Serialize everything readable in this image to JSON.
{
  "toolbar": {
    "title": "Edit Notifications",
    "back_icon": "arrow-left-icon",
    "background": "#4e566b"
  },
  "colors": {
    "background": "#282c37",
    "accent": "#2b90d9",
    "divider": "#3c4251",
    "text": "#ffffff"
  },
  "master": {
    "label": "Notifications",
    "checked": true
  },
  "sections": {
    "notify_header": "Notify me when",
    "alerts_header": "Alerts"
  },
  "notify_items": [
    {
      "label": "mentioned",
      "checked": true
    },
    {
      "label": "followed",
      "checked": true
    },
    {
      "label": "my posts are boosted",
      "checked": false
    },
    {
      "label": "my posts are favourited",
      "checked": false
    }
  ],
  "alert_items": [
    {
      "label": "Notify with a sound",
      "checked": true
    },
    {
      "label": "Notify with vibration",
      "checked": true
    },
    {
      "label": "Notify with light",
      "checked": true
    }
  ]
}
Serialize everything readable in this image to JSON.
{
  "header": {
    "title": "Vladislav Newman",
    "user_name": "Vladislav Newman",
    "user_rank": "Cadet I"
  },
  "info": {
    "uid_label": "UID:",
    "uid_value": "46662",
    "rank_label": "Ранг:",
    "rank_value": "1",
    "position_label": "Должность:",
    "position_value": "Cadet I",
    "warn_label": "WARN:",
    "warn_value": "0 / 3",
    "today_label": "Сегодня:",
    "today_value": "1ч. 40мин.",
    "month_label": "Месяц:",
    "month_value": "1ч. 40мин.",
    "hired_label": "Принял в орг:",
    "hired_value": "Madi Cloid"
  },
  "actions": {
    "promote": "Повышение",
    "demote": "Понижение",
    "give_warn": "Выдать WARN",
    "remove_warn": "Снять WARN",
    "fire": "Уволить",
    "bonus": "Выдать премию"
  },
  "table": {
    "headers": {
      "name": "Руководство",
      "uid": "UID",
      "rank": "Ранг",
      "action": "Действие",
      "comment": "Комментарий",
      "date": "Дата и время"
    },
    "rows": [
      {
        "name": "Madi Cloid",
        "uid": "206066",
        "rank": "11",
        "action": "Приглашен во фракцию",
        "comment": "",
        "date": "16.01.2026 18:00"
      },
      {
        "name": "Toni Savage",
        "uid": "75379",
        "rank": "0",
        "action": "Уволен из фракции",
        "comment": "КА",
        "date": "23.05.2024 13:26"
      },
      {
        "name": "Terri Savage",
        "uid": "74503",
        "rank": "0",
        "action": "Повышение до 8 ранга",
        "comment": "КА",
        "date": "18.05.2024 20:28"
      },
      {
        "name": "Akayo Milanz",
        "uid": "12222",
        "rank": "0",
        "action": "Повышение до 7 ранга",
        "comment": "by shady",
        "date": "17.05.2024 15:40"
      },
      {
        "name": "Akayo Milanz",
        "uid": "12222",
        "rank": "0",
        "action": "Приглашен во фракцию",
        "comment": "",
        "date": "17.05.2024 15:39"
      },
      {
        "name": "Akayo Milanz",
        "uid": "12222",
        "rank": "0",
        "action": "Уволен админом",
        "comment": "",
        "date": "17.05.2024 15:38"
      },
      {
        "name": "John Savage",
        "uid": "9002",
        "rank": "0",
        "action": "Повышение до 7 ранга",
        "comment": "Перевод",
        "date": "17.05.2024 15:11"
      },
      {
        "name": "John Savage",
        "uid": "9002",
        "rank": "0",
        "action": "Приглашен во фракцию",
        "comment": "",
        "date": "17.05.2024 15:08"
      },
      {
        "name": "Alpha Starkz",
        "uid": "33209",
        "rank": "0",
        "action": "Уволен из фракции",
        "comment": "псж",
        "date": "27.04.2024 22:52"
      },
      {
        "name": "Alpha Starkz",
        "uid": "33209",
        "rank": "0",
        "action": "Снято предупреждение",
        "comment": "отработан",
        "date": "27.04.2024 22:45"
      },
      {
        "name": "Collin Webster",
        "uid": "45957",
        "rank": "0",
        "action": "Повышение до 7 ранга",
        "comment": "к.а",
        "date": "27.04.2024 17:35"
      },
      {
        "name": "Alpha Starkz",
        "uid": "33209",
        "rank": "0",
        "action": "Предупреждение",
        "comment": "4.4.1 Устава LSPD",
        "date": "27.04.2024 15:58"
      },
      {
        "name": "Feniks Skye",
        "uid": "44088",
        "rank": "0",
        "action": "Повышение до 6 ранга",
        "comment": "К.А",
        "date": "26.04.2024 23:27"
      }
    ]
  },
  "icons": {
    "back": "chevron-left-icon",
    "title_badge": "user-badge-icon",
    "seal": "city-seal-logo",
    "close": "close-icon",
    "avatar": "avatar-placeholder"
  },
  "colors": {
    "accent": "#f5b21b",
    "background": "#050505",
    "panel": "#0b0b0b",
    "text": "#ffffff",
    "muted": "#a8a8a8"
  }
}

▶ [YOUR INSTRUCTIONS]: Give an exact repetition of all the material.

▶ [WRITTEN RESPONSE]:
Serialize everything readable in this image to JSON.
{
  "toolbar": {
    "title": "Edit Notifications",
    "back_icon": "arrow-left-icon",
    "background": "#4e566b"
  },
  "colors": {
    "background": "#282c37",
    "accent": "#2b90d9",
    "divider": "#3c4251",
    "text": "#ffffff"
  },
  "master": {
    "label": "Notifications",
    "checked": true
  },
  "sections": {
    "notify_header": "Notify me when",
    "alerts_header": "Alerts"
  },
  "notify_items": [
    {
      "label": "mentioned",
      "checked": true
    },
    {
      "label": "followed",
      "checked": true
    },
    {
      "label": "my posts are boosted",
      "checked": false
    },
    {
      "label": "my posts are favourited",
      "checked": false
    }
  ],
  "alert_items": [
    {
      "label": "Notify with a sound",
      "checked": true
    },
    {
      "label": "Notify with vibration",
      "checked": true
    },
    {
      "label": "Notify with light",
      "checked": true
    }
  ]
}
Serialize everything readable in this image to JSON.
{
  "header": {
    "title": "Vladislav Newman",
    "user_name": "Vladislav Newman",
    "user_rank": "Cadet I"
  },
  "info": {
    "uid_label": "UID:",
    "uid_value": "46662",
    "rank_label": "Ранг:",
    "rank_value": "1",
    "position_label": "Должность:",
    "position_value": "Cadet I",
    "warn_label": "WARN:",
    "warn_value": "0 / 3",
    "today_label": "Сегодня:",
    "today_value": "1ч. 40мин.",
    "month_label": "Месяц:",
    "month_value": "1ч. 40мин.",
    "hired_label": "Принял в орг:",
    "hired_value": "Madi Cloid"
  },
  "actions": {
    "promote": "Повышение",
    "demote": "Понижение",
    "give_warn": "Выдать WARN",
    "remove_warn": "Снять WARN",
    "fire": "Уволить",
    "bonus": "Выдать премию"
  },
  "table": {
    "headers": {
      "name": "Руководство",
      "uid": "UID",
      "rank": "Ранг",
      "action": "Действие",
      "comment": "Комментарий",
      "date": "Дата и время"
    },
    "rows": [
      {
        "name": "Madi Cloid",
        "uid": "206066",
        "rank": "11",
        "action": "Приглашен во фракцию",
        "comment": "",
        "date": "16.01.2026 18:00"
      },
      {
        "name": "Toni Savage",
        "uid": "75379",
        "rank": "0",
        "action": "Уволен из фракции",
        "comment": "КА",
        "date": "23.05.2024 13:26"
      },
      {
        "name": "Terri Savage",
        "uid": "74503",
        "rank": "0",
        "action": "Повышение до 8 ранга",
        "comment": "КА",
        "date": "18.05.2024 20:28"
      },
      {
        "name": "Akayo Milanz",
        "uid": "12222",
        "rank": "0",
        "action": "Повышение до 7 ранга",
        "comment": "by shady",
        "date": "17.05.2024 15:40"
      },
      {
        "name": "Akayo Milanz",
        "uid": "12222",
        "rank": "0",
        "action": "Приглашен во фракцию",
        "comment": "",
        "date": "17.05.2024 15:39"
      },
      {
        "name": "Akayo Milanz",
        "uid": "12222",
        "rank": "0",
        "action": "Уволен админом",
        "comment": "",
        "date": "17.05.2024 15:38"
      },
      {
        "name": "John Savage",
        "uid": "9002",
        "rank": "0",
        "action": "Повышение до 7 ранга",
        "comment": "Перевод",
        "date": "17.05.2024 15:11"
      },
      {
        "name": "John Savage",
        "uid": "9002",
        "rank": "0",
        "action": "Приглашен во фракцию",
        "comment": "",
        "date": "17.05.2024 15:08"
      },
      {
        "name": "Alpha Starkz",
        "uid": "33209",
        "rank": "0",
        "action": "Уволен из фракции",
        "comment": "псж",
        "date": "27.04.2024 22:52"
      },
      {
        "name": "Alpha Starkz",
        "uid": "33209",
        "rank": "0",
        "action": "Снято предупреждение",
        "comment": "отработан",
        "date": "27.04.2024 22:45"
      },
      {
        "name": "Collin Webster",
        "uid": "45957",
        "rank": "0",
        "action": "Повышение до 7 ранга",
        "comment": "к.а",
        "date": "27.04.2024 17:35"
      },
      {
        "name": "Alpha Starkz",
        "uid": "33209",
        "rank": "0",
        "action": "Предупреждение",
        "comment": "4.4.1 Устава LSPD",
        "date": "27.04.2024 15:58"
      },
      {
        "name": "Feniks Skye",
        "uid": "44088",
        "rank": "0",
        "action": "Повышение до 6 ранга",
        "comment": "К.А",
        "date": "26.04.2024 23:27"
      }
    ]
  },
  "icons": {
    "back": "chevron-left-icon",
    "title_badge": "user-badge-icon",
    "seal": "city-seal-logo",
    "close": "close-icon",
    "avatar": "avatar-placeholder"
  },
  "colors": {
    "accent": "#f5b21b",
    "background": "#050505",
    "panel": "#0b0b0b",
    "text": "#ffffff",
    "muted": "#a8a8a8"
  }
}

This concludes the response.